#### [Set problem]
Scan each line of the records for the word "document" and extract the ones that have it.

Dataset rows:
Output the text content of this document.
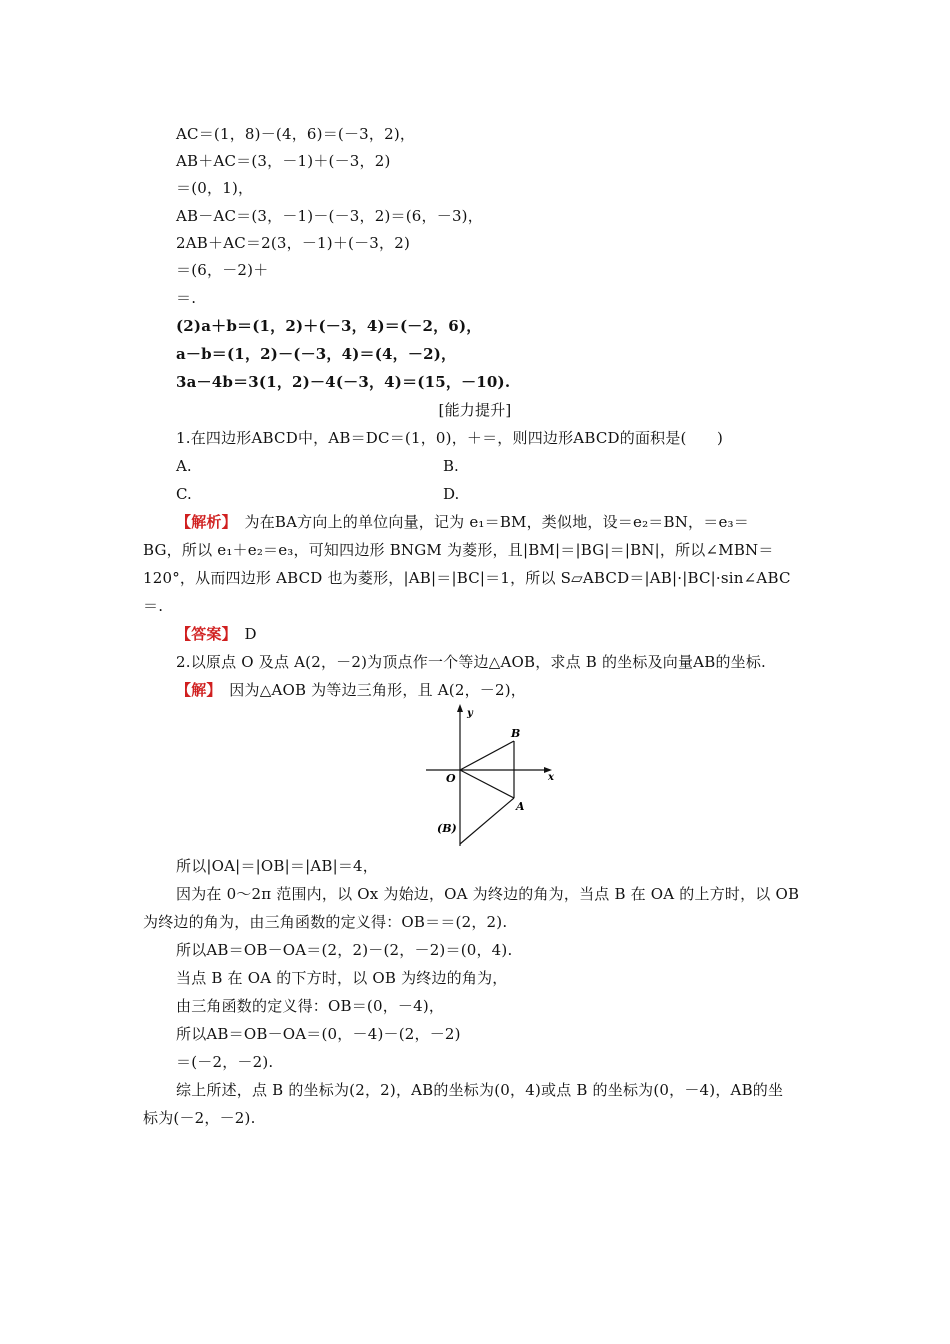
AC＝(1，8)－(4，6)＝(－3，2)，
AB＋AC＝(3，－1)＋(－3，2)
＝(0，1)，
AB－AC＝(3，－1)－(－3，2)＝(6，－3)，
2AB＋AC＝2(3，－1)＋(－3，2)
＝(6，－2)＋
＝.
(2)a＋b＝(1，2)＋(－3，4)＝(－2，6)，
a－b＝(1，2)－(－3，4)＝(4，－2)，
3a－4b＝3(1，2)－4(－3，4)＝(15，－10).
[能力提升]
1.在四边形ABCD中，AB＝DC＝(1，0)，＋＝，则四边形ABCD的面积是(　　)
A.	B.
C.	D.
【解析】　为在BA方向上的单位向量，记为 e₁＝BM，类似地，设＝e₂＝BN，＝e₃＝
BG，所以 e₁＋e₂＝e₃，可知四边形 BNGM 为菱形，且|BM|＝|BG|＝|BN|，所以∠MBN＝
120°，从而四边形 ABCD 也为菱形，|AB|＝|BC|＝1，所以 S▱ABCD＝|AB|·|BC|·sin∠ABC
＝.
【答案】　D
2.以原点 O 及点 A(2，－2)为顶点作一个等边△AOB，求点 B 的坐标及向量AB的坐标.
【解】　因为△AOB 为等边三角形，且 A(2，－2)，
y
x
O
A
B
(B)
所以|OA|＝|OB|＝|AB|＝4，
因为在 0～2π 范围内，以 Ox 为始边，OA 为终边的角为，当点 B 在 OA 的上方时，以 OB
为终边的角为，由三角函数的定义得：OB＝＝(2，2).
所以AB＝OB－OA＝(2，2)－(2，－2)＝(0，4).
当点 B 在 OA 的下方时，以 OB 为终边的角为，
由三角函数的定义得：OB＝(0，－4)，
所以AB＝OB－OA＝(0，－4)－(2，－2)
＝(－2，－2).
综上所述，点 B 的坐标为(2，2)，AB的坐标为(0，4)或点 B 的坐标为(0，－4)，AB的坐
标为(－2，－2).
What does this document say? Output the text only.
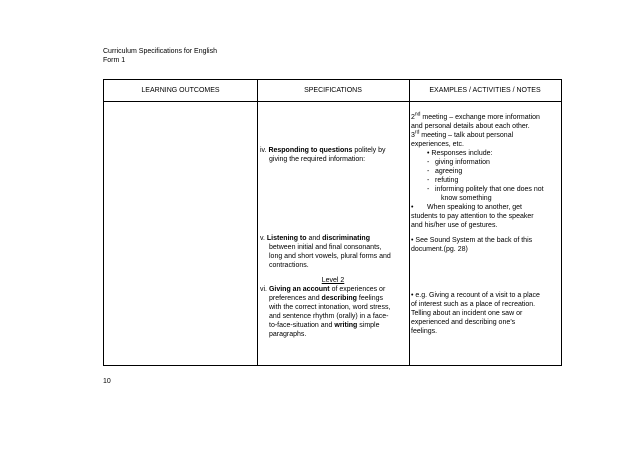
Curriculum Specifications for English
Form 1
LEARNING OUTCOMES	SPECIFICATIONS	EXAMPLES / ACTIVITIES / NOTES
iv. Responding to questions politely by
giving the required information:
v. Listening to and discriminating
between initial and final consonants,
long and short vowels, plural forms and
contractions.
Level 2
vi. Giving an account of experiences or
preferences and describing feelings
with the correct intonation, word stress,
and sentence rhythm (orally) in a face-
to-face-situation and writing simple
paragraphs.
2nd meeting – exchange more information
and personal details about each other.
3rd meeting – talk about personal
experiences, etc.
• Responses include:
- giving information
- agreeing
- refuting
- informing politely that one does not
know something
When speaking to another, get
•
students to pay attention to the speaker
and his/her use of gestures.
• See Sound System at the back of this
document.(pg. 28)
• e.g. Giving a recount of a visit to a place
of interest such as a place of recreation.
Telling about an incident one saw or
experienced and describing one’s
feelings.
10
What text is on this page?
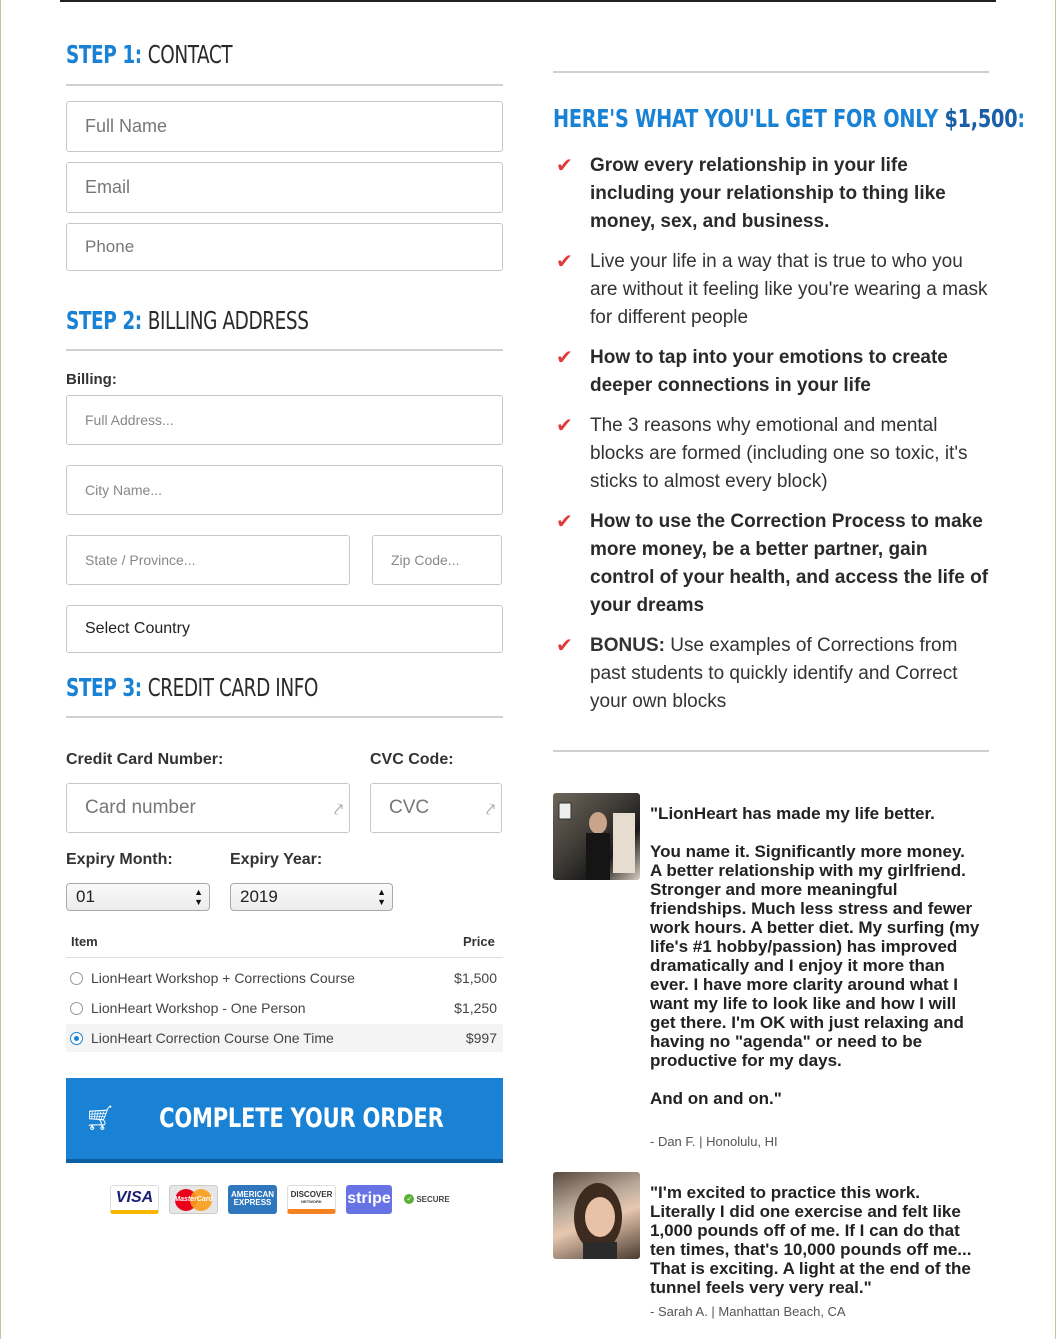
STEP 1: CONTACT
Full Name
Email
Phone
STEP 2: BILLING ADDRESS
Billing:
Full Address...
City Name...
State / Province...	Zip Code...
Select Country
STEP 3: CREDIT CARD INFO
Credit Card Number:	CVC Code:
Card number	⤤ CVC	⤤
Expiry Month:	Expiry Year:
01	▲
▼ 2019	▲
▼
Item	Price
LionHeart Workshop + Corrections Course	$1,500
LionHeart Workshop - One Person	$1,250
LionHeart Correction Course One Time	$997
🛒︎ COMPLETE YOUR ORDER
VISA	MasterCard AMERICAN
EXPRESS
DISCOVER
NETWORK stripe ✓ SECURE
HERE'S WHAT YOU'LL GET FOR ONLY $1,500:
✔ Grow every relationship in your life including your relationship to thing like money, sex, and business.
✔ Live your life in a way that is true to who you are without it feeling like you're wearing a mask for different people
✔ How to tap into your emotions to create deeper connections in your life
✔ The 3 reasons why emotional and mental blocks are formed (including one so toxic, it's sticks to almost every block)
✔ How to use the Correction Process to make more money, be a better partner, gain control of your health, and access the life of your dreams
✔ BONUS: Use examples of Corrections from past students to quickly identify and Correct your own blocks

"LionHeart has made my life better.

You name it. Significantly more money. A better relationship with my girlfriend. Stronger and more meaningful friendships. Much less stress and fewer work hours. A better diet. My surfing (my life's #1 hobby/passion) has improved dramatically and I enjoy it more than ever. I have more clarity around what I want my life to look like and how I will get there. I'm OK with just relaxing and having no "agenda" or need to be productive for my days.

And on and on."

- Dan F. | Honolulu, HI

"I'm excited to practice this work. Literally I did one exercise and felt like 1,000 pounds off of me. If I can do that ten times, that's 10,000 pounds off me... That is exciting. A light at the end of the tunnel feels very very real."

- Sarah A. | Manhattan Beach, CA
...
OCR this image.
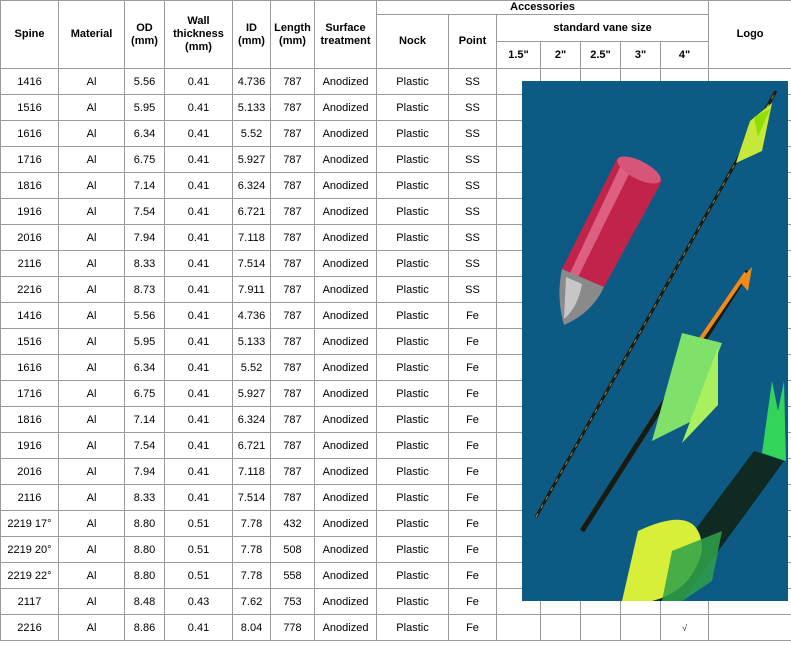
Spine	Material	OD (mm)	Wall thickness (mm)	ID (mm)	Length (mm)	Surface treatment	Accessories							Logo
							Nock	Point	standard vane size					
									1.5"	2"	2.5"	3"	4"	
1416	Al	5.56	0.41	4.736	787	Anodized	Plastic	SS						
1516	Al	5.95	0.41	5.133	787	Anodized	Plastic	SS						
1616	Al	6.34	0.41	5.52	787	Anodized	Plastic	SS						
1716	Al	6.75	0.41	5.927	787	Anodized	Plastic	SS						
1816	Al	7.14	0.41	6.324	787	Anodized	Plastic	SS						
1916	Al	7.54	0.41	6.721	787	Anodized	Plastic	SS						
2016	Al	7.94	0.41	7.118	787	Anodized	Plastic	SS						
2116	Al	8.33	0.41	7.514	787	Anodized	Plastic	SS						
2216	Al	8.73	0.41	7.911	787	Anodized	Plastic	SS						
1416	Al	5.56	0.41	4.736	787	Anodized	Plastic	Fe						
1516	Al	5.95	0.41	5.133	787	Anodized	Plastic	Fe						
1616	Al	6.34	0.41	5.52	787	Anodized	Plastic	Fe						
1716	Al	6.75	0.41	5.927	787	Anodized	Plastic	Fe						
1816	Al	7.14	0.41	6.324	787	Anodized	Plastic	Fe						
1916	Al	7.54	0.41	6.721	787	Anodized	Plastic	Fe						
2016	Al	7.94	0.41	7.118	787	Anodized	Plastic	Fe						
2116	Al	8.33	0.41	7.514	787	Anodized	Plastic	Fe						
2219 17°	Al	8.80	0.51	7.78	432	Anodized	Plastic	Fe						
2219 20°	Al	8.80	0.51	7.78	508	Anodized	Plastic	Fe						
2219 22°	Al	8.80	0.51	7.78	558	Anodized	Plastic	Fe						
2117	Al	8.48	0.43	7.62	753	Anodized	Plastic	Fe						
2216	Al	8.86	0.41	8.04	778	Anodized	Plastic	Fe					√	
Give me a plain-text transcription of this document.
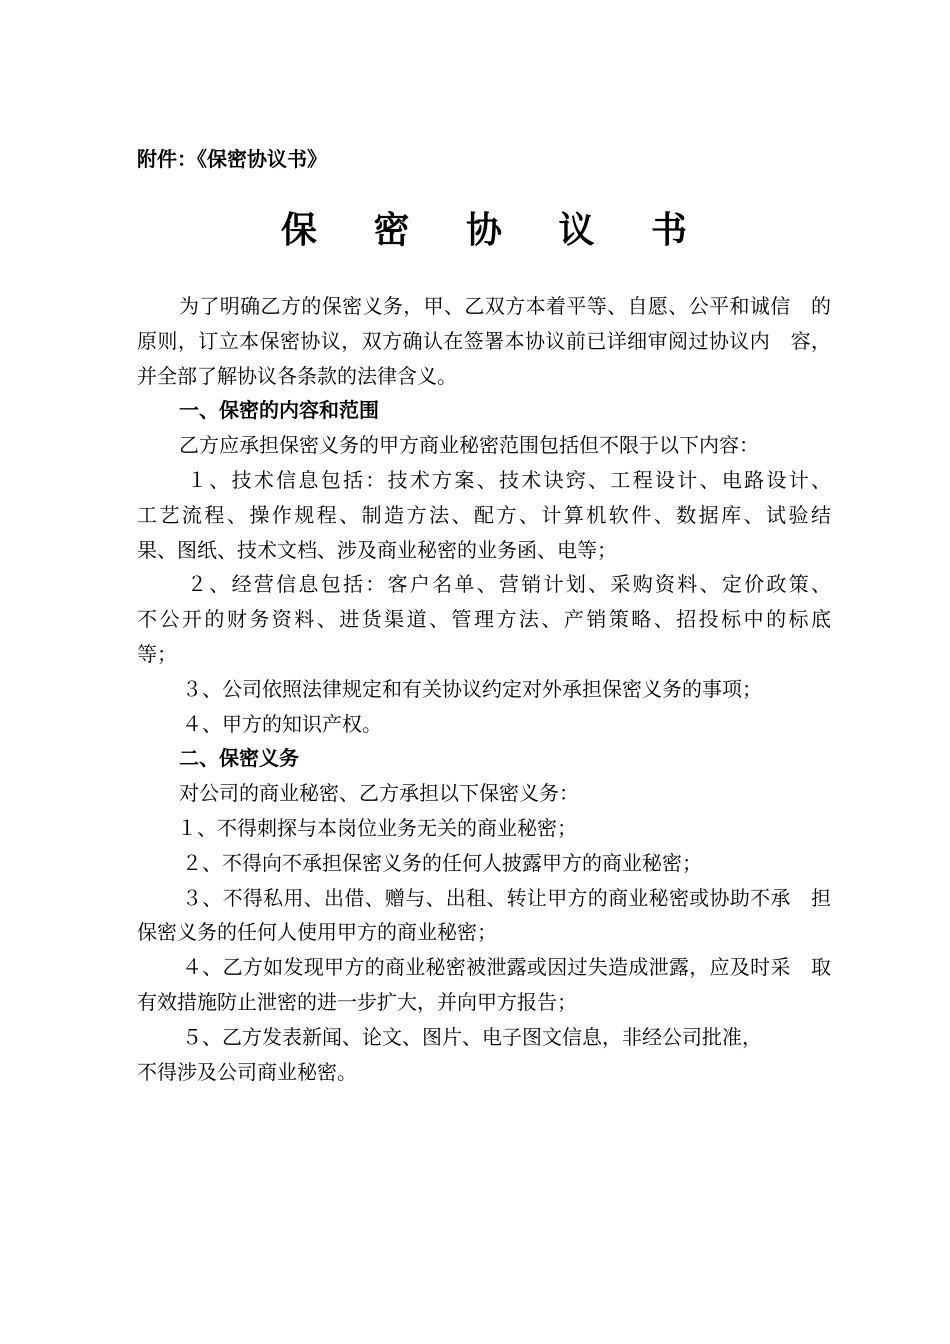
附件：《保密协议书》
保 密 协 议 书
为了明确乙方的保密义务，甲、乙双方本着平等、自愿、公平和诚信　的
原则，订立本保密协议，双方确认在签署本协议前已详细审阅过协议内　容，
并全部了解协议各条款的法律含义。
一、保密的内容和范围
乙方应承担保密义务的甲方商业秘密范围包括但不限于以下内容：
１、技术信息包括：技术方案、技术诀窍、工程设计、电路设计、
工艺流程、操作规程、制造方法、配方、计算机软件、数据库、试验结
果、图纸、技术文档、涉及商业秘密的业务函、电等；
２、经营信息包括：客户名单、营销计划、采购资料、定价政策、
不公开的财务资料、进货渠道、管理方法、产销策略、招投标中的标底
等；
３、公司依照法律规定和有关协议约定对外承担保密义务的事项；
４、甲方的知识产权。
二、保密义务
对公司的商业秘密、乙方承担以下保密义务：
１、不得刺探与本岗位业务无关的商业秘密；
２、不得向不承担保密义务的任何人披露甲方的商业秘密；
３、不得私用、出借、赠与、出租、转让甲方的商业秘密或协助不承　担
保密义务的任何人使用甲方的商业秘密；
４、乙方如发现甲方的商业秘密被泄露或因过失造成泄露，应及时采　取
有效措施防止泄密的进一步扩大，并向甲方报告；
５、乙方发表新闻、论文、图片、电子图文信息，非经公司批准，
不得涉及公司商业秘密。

#### [Finished exercise]
Output the text content of this document.
What does this document say? Output the text only.
document.(pg. 28)
Give me a plain-text transcription of this document.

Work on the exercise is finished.